◆ Direction 1
Please copy from the DuckDB 1.5.0 additions page, word for word, the passage that begins at the words "DuckDB 1.5.0 Additions" and stops after "TypeId. Maps to duckdb_scalar_function_set_varargs.".
◆ Direction 2
On the DuckDB 1.5.0 additions page, which DuckDB function does the volatile() method map to?

◆ Page
::::
DuckDB 1.5.0 Additions (duckdb-1-5)

The following ScalarFunctionBuilder methods are available when the duckdb-1-5 feature is enabled:

varargs(type_id: TypeId)

Declares that the function accepts a variable number of trailing arguments, all of the given TypeId. Maps to duckdb_scalar_function_set_varargs.

#![allow(unused)]
fn main() {
ScalarFunctionBuilder::new("concat_all")
    .varargs(TypeId::Varchar)
    .returns(TypeId::Varchar)
    .function(concat_all_fn)
    .register(con)?;
}

varargs_logical(logical_type: LogicalType)

Like varargs, but accepts a LogicalType for parameterized variadic arguments. Maps to duckdb_scalar_function_set_varargs.

#![allow(unused)]
fn main() {
ScalarFunctionBuilder::new("merge_lists")
    .varargs_logical(LogicalType::list(TypeId::BigInt))
    .returns_logical(LogicalType::list(TypeId::BigInt))
    .function(merge_lists_fn)
    .register(con)?;
}

volatile()

Marks the function as volatile, meaning DuckDB will not cache or reuse its results across calls with the same arguments. Maps to duckdb_scalar_function_set_volatile.

#![allow(unused)]
fn main() {
ScalarFunctionBuilder::new("random_int")
    .returns(TypeId::Integer)
    .volatile()
    .function(random_int_fn)
    .register(con)?;
}

bind(bind_fn)

Sets a custom bind callback that runs at plan time. Use this to inspect argument types and set the return type dynamically. Maps to duckdb_scalar_function_set_bind.

#![allow(unused)]
fn main() {
ScalarFunctionBuilder::new("dynamic_return")
    .varargs(TypeId::Varchar)
    .returns(TypeId::Varchar)   // default; overridden in bind
    .bind(my_bind_fn)
::::
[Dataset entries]
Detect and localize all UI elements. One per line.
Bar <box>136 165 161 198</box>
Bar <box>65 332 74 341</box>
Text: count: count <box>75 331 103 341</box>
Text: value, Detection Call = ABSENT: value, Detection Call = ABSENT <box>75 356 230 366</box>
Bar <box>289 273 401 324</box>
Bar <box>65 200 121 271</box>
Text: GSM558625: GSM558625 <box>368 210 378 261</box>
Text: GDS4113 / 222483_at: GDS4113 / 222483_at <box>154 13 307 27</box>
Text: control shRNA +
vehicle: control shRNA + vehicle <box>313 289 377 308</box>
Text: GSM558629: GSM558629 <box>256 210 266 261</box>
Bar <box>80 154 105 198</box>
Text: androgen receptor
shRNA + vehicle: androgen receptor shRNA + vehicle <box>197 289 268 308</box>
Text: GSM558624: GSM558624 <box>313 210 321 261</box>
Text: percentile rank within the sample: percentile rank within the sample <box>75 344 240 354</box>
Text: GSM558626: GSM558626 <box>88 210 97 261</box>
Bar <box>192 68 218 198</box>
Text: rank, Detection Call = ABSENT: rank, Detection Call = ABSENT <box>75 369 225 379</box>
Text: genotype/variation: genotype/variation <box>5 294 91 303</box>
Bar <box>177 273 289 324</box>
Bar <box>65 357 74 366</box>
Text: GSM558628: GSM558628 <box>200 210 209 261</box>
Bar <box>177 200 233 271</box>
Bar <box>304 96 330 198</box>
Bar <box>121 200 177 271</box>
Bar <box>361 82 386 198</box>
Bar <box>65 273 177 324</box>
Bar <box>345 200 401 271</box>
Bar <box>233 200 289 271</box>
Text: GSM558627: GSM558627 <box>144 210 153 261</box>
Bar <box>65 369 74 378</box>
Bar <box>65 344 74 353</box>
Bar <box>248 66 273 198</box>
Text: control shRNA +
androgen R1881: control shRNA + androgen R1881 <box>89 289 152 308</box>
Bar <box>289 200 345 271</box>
::::
◆ Task response 1
DuckDB 1.5.0 Additions (duckdb-1-5)

The following ScalarFunctionBuilder methods are available when the duckdb-1-5 feature is enabled:

varargs(type_id: TypeId)

Declares that the function accepts a variable number of trailing arguments, all of the given TypeId. Maps to duckdb_scalar_function_set_varargs.

◆ Task response 2
duckdb_scalar_function_set_volatile